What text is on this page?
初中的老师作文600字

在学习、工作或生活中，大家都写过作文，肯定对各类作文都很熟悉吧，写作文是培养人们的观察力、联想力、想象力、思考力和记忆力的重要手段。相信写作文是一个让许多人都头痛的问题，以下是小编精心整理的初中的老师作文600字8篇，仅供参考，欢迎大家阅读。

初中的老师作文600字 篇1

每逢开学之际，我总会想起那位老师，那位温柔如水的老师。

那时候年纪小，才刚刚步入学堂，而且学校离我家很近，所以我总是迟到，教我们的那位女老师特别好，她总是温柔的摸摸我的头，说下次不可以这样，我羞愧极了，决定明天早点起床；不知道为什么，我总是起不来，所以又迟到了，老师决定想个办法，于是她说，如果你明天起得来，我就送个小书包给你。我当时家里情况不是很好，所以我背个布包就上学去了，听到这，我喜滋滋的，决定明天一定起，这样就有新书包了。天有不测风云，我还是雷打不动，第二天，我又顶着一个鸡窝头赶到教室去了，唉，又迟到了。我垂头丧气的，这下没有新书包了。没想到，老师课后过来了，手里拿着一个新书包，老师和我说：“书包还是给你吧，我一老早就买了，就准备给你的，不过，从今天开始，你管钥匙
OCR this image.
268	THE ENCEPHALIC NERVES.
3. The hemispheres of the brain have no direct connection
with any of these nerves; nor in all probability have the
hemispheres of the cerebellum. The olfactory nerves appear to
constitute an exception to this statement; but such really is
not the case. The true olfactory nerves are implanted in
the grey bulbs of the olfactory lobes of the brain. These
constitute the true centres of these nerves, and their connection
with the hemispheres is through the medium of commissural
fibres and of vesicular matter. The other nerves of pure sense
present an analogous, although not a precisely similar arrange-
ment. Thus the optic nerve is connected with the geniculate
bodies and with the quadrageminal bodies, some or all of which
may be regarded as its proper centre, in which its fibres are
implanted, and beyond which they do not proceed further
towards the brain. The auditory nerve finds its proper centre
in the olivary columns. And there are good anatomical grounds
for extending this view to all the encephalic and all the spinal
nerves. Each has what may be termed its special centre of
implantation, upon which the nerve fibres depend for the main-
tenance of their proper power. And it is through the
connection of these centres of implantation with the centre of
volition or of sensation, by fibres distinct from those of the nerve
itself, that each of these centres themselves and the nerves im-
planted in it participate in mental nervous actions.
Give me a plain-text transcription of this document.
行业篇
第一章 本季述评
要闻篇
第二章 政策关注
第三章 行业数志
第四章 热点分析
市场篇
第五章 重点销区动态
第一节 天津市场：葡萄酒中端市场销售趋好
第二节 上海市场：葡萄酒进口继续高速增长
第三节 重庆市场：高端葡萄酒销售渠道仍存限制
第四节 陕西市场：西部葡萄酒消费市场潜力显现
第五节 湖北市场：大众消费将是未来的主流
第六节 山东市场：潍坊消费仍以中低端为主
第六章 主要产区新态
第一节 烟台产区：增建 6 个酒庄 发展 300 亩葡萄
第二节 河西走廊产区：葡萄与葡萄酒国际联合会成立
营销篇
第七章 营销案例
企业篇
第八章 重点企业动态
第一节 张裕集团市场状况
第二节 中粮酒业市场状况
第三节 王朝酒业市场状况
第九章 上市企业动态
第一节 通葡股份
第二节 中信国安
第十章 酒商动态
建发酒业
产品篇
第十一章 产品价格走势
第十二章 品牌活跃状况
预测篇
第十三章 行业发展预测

··········

The problem:
Output the records above in their entirety, exactly.

Full answer:
What text is on this page?
初中的老师作文600字

在学习、工作或生活中，大家都写过作文，肯定对各类作文都很熟悉吧，写作文是培养人们的观察力、联想力、想象力、思考力和记忆力的重要手段。相信写作文是一个让许多人都头痛的问题，以下是小编精心整理的初中的老师作文600字8篇，仅供参考，欢迎大家阅读。

初中的老师作文600字 篇1

每逢开学之际，我总会想起那位老师，那位温柔如水的老师。

那时候年纪小，才刚刚步入学堂，而且学校离我家很近，所以我总是迟到，教我们的那位女老师特别好，她总是温柔的摸摸我的头，说下次不可以这样，我羞愧极了，决定明天早点起床；不知道为什么，我总是起不来，所以又迟到了，老师决定想个办法，于是她说，如果你明天起得来，我就送个小书包给你。我当时家里情况不是很好，所以我背个布包就上学去了，听到这，我喜滋滋的，决定明天一定起，这样就有新书包了。天有不测风云，我还是雷打不动，第二天，我又顶着一个鸡窝头赶到教室去了，唉，又迟到了。我垂头丧气的，这下没有新书包了。没想到，老师课后过来了，手里拿着一个新书包，老师和我说：“书包还是给你吧，我一老早就买了，就准备给你的，不过，从今天开始，你管钥匙
OCR this image.
268	THE ENCEPHALIC NERVES.
3. The hemispheres of the brain have no direct connection
with any of these nerves; nor in all probability have the
hemispheres of the cerebellum. The olfactory nerves appear to
constitute an exception to this statement; but such really is
not the case. The true olfactory nerves are implanted in
the grey bulbs of the olfactory lobes of the brain. These
constitute the true centres of these nerves, and their connection
with the hemispheres is through the medium of commissural
fibres and of vesicular matter. The other nerves of pure sense
present an analogous, although not a precisely similar arrange-
ment. Thus the optic nerve is connected with the geniculate
bodies and with the quadrageminal bodies, some or all of which
may be regarded as its proper centre, in which its fibres are
implanted, and beyond which they do not proceed further
towards the brain. The auditory nerve finds its proper centre
in the olivary columns. And there are good anatomical grounds
for extending this view to all the encephalic and all the spinal
nerves. Each has what may be termed its special centre of
implantation, upon which the nerve fibres depend for the main-
tenance of their proper power. And it is through the
connection of these centres of implantation with the centre of
volition or of sensation, by fibres distinct from those of the nerve
itself, that each of these centres themselves and the nerves im-
planted in it participate in mental nervous actions.
Give me a plain-text transcription of this document.
行业篇
第一章 本季述评
要闻篇
第二章 政策关注
第三章 行业数志
第四章 热点分析
市场篇
第五章 重点销区动态
第一节 天津市场：葡萄酒中端市场销售趋好
第二节 上海市场：葡萄酒进口继续高速增长
第三节 重庆市场：高端葡萄酒销售渠道仍存限制
第四节 陕西市场：西部葡萄酒消费市场潜力显现
第五节 湖北市场：大众消费将是未来的主流
第六节 山东市场：潍坊消费仍以中低端为主
第六章 主要产区新态
第一节 烟台产区：增建 6 个酒庄 发展 300 亩葡萄
第二节 河西走廊产区：葡萄与葡萄酒国际联合会成立
营销篇
第七章 营销案例
企业篇
第八章 重点企业动态
第一节 张裕集团市场状况
第二节 中粮酒业市场状况
第三节 王朝酒业市场状况
第九章 上市企业动态
第一节 通葡股份
第二节 中信国安
第十章 酒商动态
建发酒业
产品篇
第十一章 产品价格走势
第十二章 品牌活跃状况
预测篇
第十三章 行业发展预测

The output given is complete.